• Records
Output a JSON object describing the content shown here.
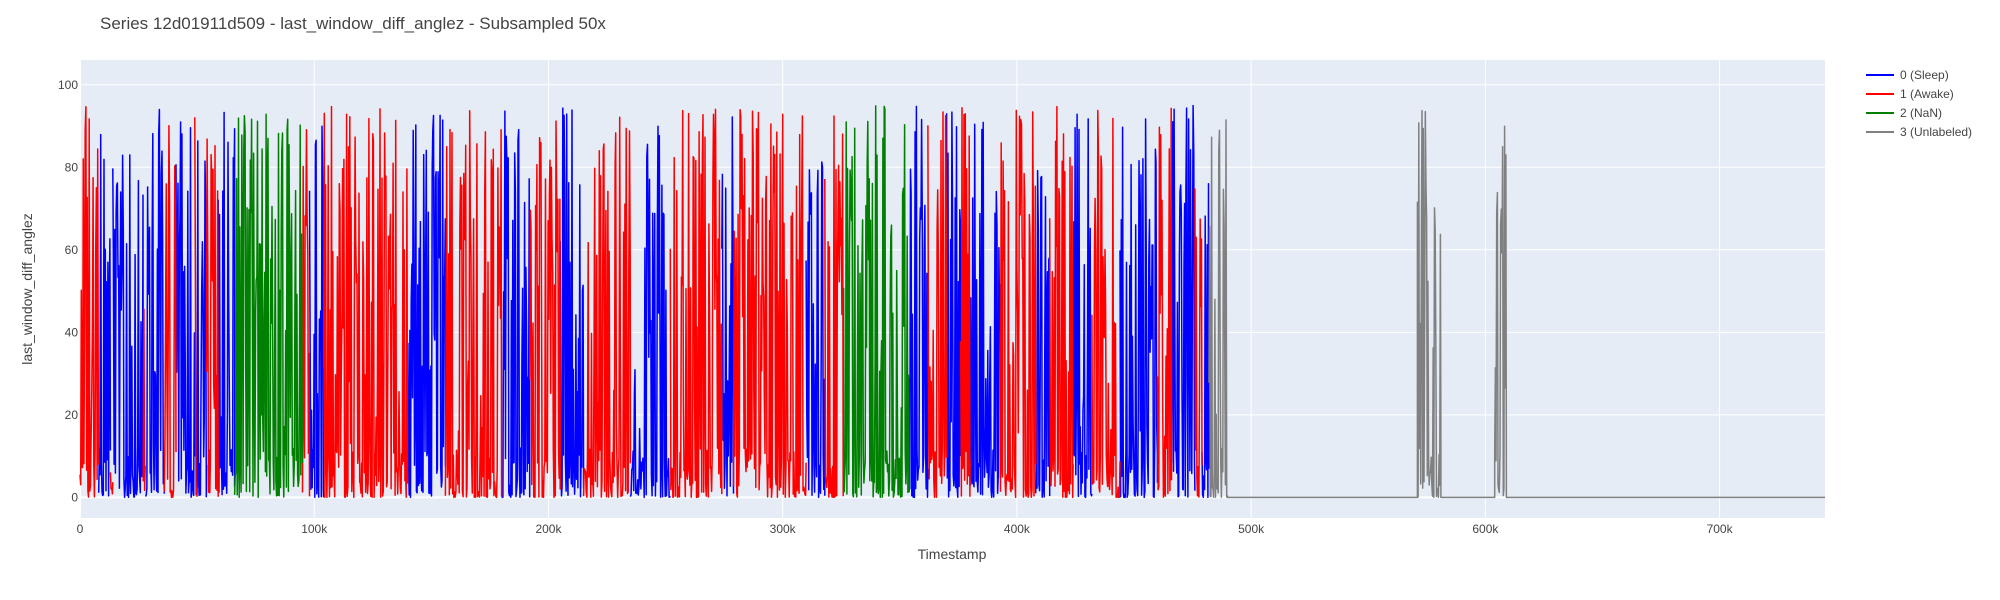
{
  "chart_data": {
    "type": "line",
    "title": "Series 12d01911d509 - last_window_diff_anglez - Subsampled 50x",
    "xlabel": "Timestamp",
    "ylabel": "last_window_diff_anglez",
    "xlim": [
      0,
      745000
    ],
    "ylim": [
      -5,
      106
    ],
    "x_ticks": [
      0,
      100000,
      200000,
      300000,
      400000,
      500000,
      600000,
      700000
    ],
    "x_tick_labels": [
      "0",
      "100k",
      "200k",
      "300k",
      "400k",
      "500k",
      "600k",
      "700k"
    ],
    "y_ticks": [
      0,
      20,
      40,
      60,
      80,
      100
    ],
    "y_tick_labels": [
      "0",
      "20",
      "40",
      "60",
      "80",
      "100"
    ],
    "grid": true,
    "legend_position": "top-right",
    "background_color": "#E5ECF6",
    "series": [
      {
        "name": "0 (Sleep)",
        "color": "#0000ff",
        "segments": [
          [
            8000,
            13000
          ],
          [
            14000,
            27000
          ],
          [
            28000,
            36000
          ],
          [
            41000,
            49000
          ],
          [
            50000,
            54000
          ],
          [
            59000,
            66000
          ],
          [
            98000,
            104000
          ],
          [
            140000,
            156000
          ],
          [
            180000,
            192000
          ],
          [
            205000,
            215000
          ],
          [
            235000,
            252000
          ],
          [
            274000,
            279000
          ],
          [
            310000,
            318000
          ],
          [
            354000,
            362000
          ],
          [
            370000,
            376000
          ],
          [
            380000,
            393000
          ],
          [
            408000,
            414000
          ],
          [
            424000,
            432000
          ],
          [
            444000,
            460000
          ],
          [
            466000,
            476000
          ],
          [
            479000,
            482000
          ]
        ]
      },
      {
        "name": "1 (Awake)",
        "color": "#ff0000",
        "segments": [
          [
            0,
            8000
          ],
          [
            13000,
            14000
          ],
          [
            27000,
            28000
          ],
          [
            36000,
            41000
          ],
          [
            49000,
            50000
          ],
          [
            54000,
            59000
          ],
          [
            95000,
            98000
          ],
          [
            104000,
            140000
          ],
          [
            156000,
            180000
          ],
          [
            192000,
            205000
          ],
          [
            215000,
            235000
          ],
          [
            252000,
            274000
          ],
          [
            279000,
            310000
          ],
          [
            318000,
            326000
          ],
          [
            362000,
            370000
          ],
          [
            376000,
            380000
          ],
          [
            393000,
            408000
          ],
          [
            414000,
            424000
          ],
          [
            432000,
            444000
          ],
          [
            460000,
            466000
          ],
          [
            476000,
            479000
          ]
        ]
      },
      {
        "name": "2 (NaN)",
        "color": "#008000",
        "segments": [
          [
            66000,
            95000
          ],
          [
            326000,
            354000
          ]
        ]
      },
      {
        "name": "3 (Unlabeled)",
        "color": "#808080",
        "segments": [
          [
            482000,
            745000
          ]
        ],
        "active_bursts": [
          [
            482000,
            490000
          ],
          [
            571000,
            581000
          ],
          [
            604000,
            609000
          ]
        ]
      }
    ]
  }
}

• Requirements
Every line should be retyped exactly, with the pictures omitted.

• Solution to this exercise
Output a JSON object describing the content shown here.
{
  "chart_data": {
    "type": "line",
    "title": "Series 12d01911d509 - last_window_diff_anglez - Subsampled 50x",
    "xlabel": "Timestamp",
    "ylabel": "last_window_diff_anglez",
    "xlim": [
      0,
      745000
    ],
    "ylim": [
      -5,
      106
    ],
    "x_ticks": [
      0,
      100000,
      200000,
      300000,
      400000,
      500000,
      600000,
      700000
    ],
    "x_tick_labels": [
      "0",
      "100k",
      "200k",
      "300k",
      "400k",
      "500k",
      "600k",
      "700k"
    ],
    "y_ticks": [
      0,
      20,
      40,
      60,
      80,
      100
    ],
    "y_tick_labels": [
      "0",
      "20",
      "40",
      "60",
      "80",
      "100"
    ],
    "grid": true,
    "legend_position": "top-right",
    "background_color": "#E5ECF6",
    "series": [
      {
        "name": "0 (Sleep)",
        "color": "#0000ff",
        "segments": [
          [
            8000,
            13000
          ],
          [
            14000,
            27000
          ],
          [
            28000,
            36000
          ],
          [
            41000,
            49000
          ],
          [
            50000,
            54000
          ],
          [
            59000,
            66000
          ],
          [
            98000,
            104000
          ],
          [
            140000,
            156000
          ],
          [
            180000,
            192000
          ],
          [
            205000,
            215000
          ],
          [
            235000,
            252000
          ],
          [
            274000,
            279000
          ],
          [
            310000,
            318000
          ],
          [
            354000,
            362000
          ],
          [
            370000,
            376000
          ],
          [
            380000,
            393000
          ],
          [
            408000,
            414000
          ],
          [
            424000,
            432000
          ],
          [
            444000,
            460000
          ],
          [
            466000,
            476000
          ],
          [
            479000,
            482000
          ]
        ]
      },
      {
        "name": "1 (Awake)",
        "color": "#ff0000",
        "segments": [
          [
            0,
            8000
          ],
          [
            13000,
            14000
          ],
          [
            27000,
            28000
          ],
          [
            36000,
            41000
          ],
          [
            49000,
            50000
          ],
          [
            54000,
            59000
          ],
          [
            95000,
            98000
          ],
          [
            104000,
            140000
          ],
          [
            156000,
            180000
          ],
          [
            192000,
            205000
          ],
          [
            215000,
            235000
          ],
          [
            252000,
            274000
          ],
          [
            279000,
            310000
          ],
          [
            318000,
            326000
          ],
          [
            362000,
            370000
          ],
          [
            376000,
            380000
          ],
          [
            393000,
            408000
          ],
          [
            414000,
            424000
          ],
          [
            432000,
            444000
          ],
          [
            460000,
            466000
          ],
          [
            476000,
            479000
          ]
        ]
      },
      {
        "name": "2 (NaN)",
        "color": "#008000",
        "segments": [
          [
            66000,
            95000
          ],
          [
            326000,
            354000
          ]
        ]
      },
      {
        "name": "3 (Unlabeled)",
        "color": "#808080",
        "segments": [
          [
            482000,
            745000
          ]
        ],
        "active_bursts": [
          [
            482000,
            490000
          ],
          [
            571000,
            581000
          ],
          [
            604000,
            609000
          ]
        ]
      }
    ]
  }
}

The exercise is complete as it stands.